MATERIALS PROVIDED
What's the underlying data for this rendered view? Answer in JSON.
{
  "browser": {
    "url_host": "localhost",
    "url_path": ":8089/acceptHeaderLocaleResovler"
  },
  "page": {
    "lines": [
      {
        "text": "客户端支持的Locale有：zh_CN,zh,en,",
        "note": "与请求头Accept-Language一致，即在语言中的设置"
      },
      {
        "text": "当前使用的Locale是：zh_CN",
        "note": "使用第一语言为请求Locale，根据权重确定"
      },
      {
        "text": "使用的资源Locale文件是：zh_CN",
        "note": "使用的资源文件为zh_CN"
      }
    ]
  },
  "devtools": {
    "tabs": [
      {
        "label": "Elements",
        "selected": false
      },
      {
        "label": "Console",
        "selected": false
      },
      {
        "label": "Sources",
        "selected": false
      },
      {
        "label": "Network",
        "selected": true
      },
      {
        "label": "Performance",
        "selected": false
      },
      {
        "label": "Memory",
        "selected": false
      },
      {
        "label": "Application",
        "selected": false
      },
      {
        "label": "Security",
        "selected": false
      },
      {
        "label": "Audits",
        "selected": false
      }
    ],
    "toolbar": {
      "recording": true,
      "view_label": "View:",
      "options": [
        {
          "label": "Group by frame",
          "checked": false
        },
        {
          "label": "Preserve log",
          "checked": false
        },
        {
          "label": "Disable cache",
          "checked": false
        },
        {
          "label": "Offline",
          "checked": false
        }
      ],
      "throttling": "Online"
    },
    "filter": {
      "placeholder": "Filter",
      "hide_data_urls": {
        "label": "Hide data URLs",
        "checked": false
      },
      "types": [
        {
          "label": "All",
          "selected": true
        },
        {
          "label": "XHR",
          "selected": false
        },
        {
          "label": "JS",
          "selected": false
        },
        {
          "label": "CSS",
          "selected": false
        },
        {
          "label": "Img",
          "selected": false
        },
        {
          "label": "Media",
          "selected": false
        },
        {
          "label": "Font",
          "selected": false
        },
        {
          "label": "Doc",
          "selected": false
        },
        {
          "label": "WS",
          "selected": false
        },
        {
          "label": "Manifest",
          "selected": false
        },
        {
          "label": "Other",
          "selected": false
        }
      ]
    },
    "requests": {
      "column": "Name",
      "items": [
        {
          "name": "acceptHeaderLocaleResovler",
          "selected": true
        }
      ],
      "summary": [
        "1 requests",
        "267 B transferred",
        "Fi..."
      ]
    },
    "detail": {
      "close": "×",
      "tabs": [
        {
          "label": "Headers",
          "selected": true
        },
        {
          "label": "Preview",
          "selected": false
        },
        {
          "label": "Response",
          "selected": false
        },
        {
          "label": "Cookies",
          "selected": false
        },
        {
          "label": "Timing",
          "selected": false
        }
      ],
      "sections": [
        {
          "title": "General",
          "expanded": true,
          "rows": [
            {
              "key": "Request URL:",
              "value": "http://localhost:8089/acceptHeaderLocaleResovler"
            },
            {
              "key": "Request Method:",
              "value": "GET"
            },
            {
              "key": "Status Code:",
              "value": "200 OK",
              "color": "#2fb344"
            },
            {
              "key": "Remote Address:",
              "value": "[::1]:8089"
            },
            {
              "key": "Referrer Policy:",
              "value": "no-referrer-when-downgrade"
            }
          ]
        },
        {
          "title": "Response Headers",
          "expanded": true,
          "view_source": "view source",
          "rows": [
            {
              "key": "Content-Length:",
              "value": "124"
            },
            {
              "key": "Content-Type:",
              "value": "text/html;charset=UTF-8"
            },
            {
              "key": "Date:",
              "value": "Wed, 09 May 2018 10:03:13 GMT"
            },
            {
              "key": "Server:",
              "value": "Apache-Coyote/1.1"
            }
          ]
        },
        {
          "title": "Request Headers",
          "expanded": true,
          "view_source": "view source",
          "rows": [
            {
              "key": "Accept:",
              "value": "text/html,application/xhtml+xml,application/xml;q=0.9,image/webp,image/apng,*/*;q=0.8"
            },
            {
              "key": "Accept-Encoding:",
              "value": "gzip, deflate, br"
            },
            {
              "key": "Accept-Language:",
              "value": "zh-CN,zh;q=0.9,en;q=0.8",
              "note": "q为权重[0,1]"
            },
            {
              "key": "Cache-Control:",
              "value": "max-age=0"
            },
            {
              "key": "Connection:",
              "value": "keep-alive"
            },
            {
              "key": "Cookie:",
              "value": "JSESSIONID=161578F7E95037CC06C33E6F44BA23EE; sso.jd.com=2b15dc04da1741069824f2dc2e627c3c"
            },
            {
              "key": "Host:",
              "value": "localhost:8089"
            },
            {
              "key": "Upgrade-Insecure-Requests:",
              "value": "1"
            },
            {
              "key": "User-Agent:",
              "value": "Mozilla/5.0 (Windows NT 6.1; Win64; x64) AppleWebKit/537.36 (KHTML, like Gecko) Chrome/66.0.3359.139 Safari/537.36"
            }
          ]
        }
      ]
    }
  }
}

GOAL
Transcribe the records above exactly as they appear.

EXERCISE OUTPUT
What's the underlying data for this rendered view? Answer in JSON.
{
  "browser": {
    "url_host": "localhost",
    "url_path": ":8089/acceptHeaderLocaleResovler"
  },
  "page": {
    "lines": [
      {
        "text": "客户端支持的Locale有：zh_CN,zh,en,",
        "note": "与请求头Accept-Language一致，即在语言中的设置"
      },
      {
        "text": "当前使用的Locale是：zh_CN",
        "note": "使用第一语言为请求Locale，根据权重确定"
      },
      {
        "text": "使用的资源Locale文件是：zh_CN",
        "note": "使用的资源文件为zh_CN"
      }
    ]
  },
  "devtools": {
    "tabs": [
      {
        "label": "Elements",
        "selected": false
      },
      {
        "label": "Console",
        "selected": false
      },
      {
        "label": "Sources",
        "selected": false
      },
      {
        "label": "Network",
        "selected": true
      },
      {
        "label": "Performance",
        "selected": false
      },
      {
        "label": "Memory",
        "selected": false
      },
      {
        "label": "Application",
        "selected": false
      },
      {
        "label": "Security",
        "selected": false
      },
      {
        "label": "Audits",
        "selected": false
      }
    ],
    "toolbar": {
      "recording": true,
      "view_label": "View:",
      "options": [
        {
          "label": "Group by frame",
          "checked": false
        },
        {
          "label": "Preserve log",
          "checked": false
        },
        {
          "label": "Disable cache",
          "checked": false
        },
        {
          "label": "Offline",
          "checked": false
        }
      ],
      "throttling": "Online"
    },
    "filter": {
      "placeholder": "Filter",
      "hide_data_urls": {
        "label": "Hide data URLs",
        "checked": false
      },
      "types": [
        {
          "label": "All",
          "selected": true
        },
        {
          "label": "XHR",
          "selected": false
        },
        {
          "label": "JS",
          "selected": false
        },
        {
          "label": "CSS",
          "selected": false
        },
        {
          "label": "Img",
          "selected": false
        },
        {
          "label": "Media",
          "selected": false
        },
        {
          "label": "Font",
          "selected": false
        },
        {
          "label": "Doc",
          "selected": false
        },
        {
          "label": "WS",
          "selected": false
        },
        {
          "label": "Manifest",
          "selected": false
        },
        {
          "label": "Other",
          "selected": false
        }
      ]
    },
    "requests": {
      "column": "Name",
      "items": [
        {
          "name": "acceptHeaderLocaleResovler",
          "selected": true
        }
      ],
      "summary": [
        "1 requests",
        "267 B transferred",
        "Fi..."
      ]
    },
    "detail": {
      "close": "×",
      "tabs": [
        {
          "label": "Headers",
          "selected": true
        },
        {
          "label": "Preview",
          "selected": false
        },
        {
          "label": "Response",
          "selected": false
        },
        {
          "label": "Cookies",
          "selected": false
        },
        {
          "label": "Timing",
          "selected": false
        }
      ],
      "sections": [
        {
          "title": "General",
          "expanded": true,
          "rows": [
            {
              "key": "Request URL:",
              "value": "http://localhost:8089/acceptHeaderLocaleResovler"
            },
            {
              "key": "Request Method:",
              "value": "GET"
            },
            {
              "key": "Status Code:",
              "value": "200 OK",
              "color": "#2fb344"
            },
            {
              "key": "Remote Address:",
              "value": "[::1]:8089"
            },
            {
              "key": "Referrer Policy:",
              "value": "no-referrer-when-downgrade"
            }
          ]
        },
        {
          "title": "Response Headers",
          "expanded": true,
          "view_source": "view source",
          "rows": [
            {
              "key": "Content-Length:",
              "value": "124"
            },
            {
              "key": "Content-Type:",
              "value": "text/html;charset=UTF-8"
            },
            {
              "key": "Date:",
              "value": "Wed, 09 May 2018 10:03:13 GMT"
            },
            {
              "key": "Server:",
              "value": "Apache-Coyote/1.1"
            }
          ]
        },
        {
          "title": "Request Headers",
          "expanded": true,
          "view_source": "view source",
          "rows": [
            {
              "key": "Accept:",
              "value": "text/html,application/xhtml+xml,application/xml;q=0.9,image/webp,image/apng,*/*;q=0.8"
            },
            {
              "key": "Accept-Encoding:",
              "value": "gzip, deflate, br"
            },
            {
              "key": "Accept-Language:",
              "value": "zh-CN,zh;q=0.9,en;q=0.8",
              "note": "q为权重[0,1]"
            },
            {
              "key": "Cache-Control:",
              "value": "max-age=0"
            },
            {
              "key": "Connection:",
              "value": "keep-alive"
            },
            {
              "key": "Cookie:",
              "value": "JSESSIONID=161578F7E95037CC06C33E6F44BA23EE; sso.jd.com=2b15dc04da1741069824f2dc2e627c3c"
            },
            {
              "key": "Host:",
              "value": "localhost:8089"
            },
            {
              "key": "Upgrade-Insecure-Requests:",
              "value": "1"
            },
            {
              "key": "User-Agent:",
              "value": "Mozilla/5.0 (Windows NT 6.1; Win64; x64) AppleWebKit/537.36 (KHTML, like Gecko) Chrome/66.0.3359.139 Safari/537.36"
            }
          ]
        }
      ]
    }
  }
}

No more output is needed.